### EXERCISE
Look for "above" in the listing below. Gather each line that contains it.

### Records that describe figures
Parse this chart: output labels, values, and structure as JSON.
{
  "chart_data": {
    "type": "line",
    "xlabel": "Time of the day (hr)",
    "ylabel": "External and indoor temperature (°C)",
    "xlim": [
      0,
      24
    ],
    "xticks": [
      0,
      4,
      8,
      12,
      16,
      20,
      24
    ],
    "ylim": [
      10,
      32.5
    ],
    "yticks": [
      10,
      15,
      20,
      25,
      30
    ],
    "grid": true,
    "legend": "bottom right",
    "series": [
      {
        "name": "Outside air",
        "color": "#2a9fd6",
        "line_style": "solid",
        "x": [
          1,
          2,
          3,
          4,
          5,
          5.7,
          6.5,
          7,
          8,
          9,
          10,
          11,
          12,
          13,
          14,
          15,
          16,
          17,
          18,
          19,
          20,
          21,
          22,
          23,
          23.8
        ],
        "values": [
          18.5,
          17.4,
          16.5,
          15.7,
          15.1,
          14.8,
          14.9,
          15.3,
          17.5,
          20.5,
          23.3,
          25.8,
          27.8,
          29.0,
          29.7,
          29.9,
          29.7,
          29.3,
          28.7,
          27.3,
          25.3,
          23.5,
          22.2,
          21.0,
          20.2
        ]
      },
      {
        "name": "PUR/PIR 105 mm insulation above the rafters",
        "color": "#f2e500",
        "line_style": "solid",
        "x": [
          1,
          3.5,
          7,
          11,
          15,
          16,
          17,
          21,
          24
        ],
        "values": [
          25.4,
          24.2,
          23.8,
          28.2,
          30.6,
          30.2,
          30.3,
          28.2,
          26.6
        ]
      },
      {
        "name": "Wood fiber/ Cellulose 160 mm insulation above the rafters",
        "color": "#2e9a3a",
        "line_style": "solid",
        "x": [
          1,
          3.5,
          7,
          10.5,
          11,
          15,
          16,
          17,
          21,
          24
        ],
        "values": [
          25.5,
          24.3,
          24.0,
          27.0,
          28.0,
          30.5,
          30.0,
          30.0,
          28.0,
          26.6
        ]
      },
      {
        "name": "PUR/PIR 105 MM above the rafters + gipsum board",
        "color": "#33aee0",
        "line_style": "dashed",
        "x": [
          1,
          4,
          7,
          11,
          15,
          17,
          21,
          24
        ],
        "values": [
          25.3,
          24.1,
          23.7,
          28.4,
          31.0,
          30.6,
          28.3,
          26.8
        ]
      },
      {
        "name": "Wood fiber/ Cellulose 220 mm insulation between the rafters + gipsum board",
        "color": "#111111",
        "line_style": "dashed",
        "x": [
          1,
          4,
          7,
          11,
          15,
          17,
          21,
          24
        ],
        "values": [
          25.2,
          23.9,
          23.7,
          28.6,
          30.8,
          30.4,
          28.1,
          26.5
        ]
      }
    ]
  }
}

### SOLUTION TO THIS EXERCISE
        "name": "PUR/PIR 105 mm insulation above the rafters",
        "name": "Wood fiber/ Cellulose 160 mm insulation above the rafters",
        "name": "PUR/PIR 105 MM above the rafters + gipsum board",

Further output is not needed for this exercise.